■ EXTRACTED DATA:
· · · · · · ·
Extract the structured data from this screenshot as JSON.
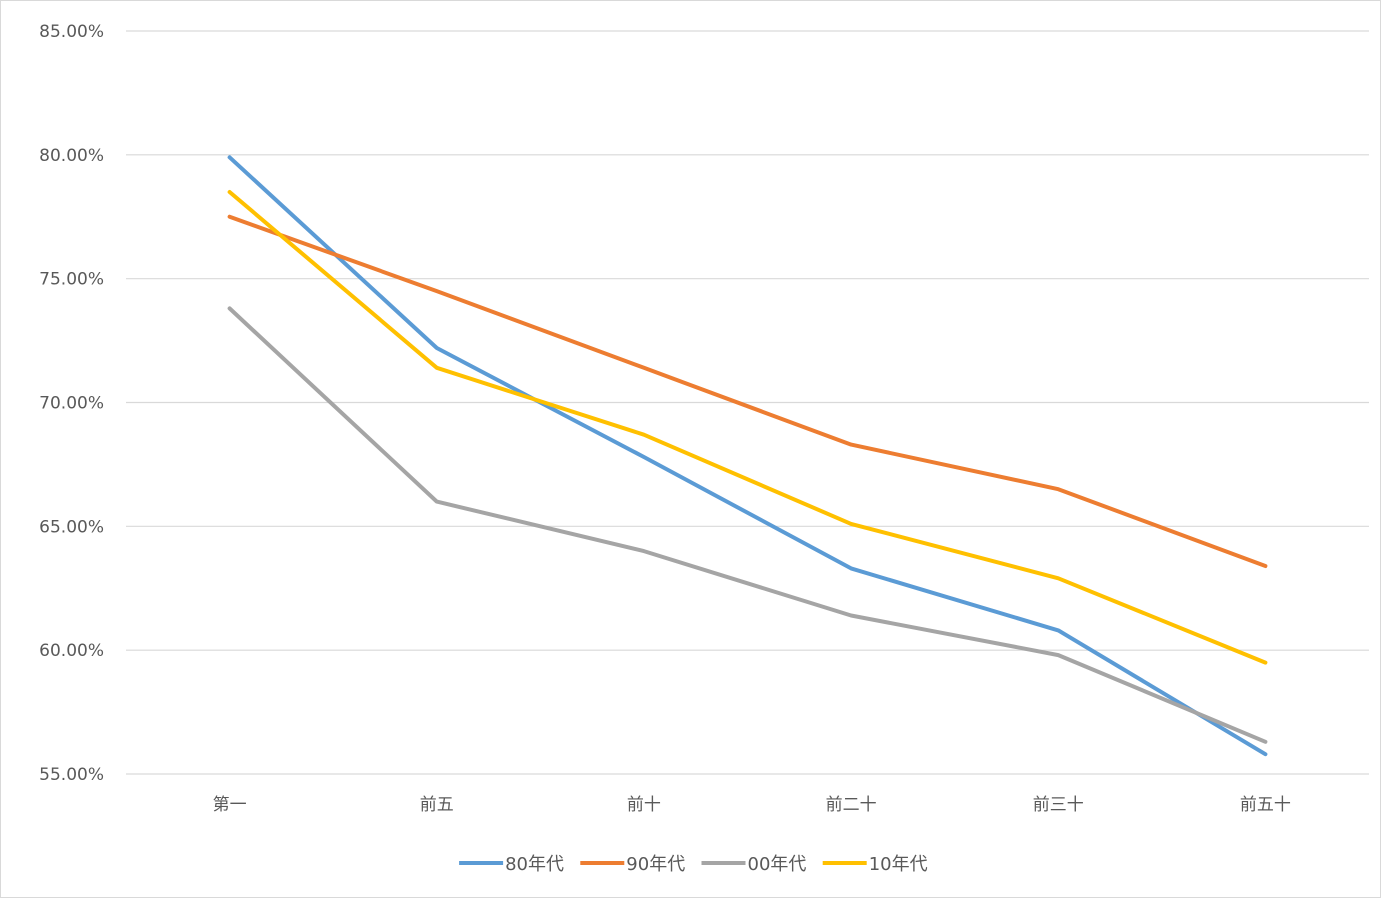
{
  "chart_data": {
    "type": "line",
    "title": "",
    "xlabel": "",
    "ylabel": "",
    "categories": [
      "第一",
      "前五",
      "前十",
      "前二十",
      "前三十",
      "前五十"
    ],
    "ylim": [
      0.55,
      0.85
    ],
    "y_ticks": [
      0.55,
      0.6,
      0.65,
      0.7,
      0.75,
      0.8,
      0.85
    ],
    "y_tick_labels": [
      "55.00%",
      "60.00%",
      "65.00%",
      "70.00%",
      "75.00%",
      "80.00%",
      "85.00%"
    ],
    "grid": true,
    "legend_position": "bottom",
    "series": [
      {
        "name": "80年代",
        "color": "#5b9bd5",
        "values": [
          0.799,
          0.722,
          0.678,
          0.633,
          0.608,
          0.558
        ]
      },
      {
        "name": "90年代",
        "color": "#ed7d31",
        "values": [
          0.775,
          0.745,
          0.714,
          0.683,
          0.665,
          0.634
        ]
      },
      {
        "name": "00年代",
        "color": "#a5a5a5",
        "values": [
          0.738,
          0.66,
          0.64,
          0.614,
          0.598,
          0.563
        ]
      },
      {
        "name": "10年代",
        "color": "#ffc000",
        "values": [
          0.785,
          0.714,
          0.687,
          0.651,
          0.629,
          0.595
        ]
      }
    ]
  }
}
· · · · · · ·
■ INSTRUCTION: Copy out every line that includes the word "color".

■ EXERCISE OUTPUT:
        "color": "#5b9bd5",
        "color": "#ed7d31",
        "color": "#a5a5a5",
        "color": "#ffc000",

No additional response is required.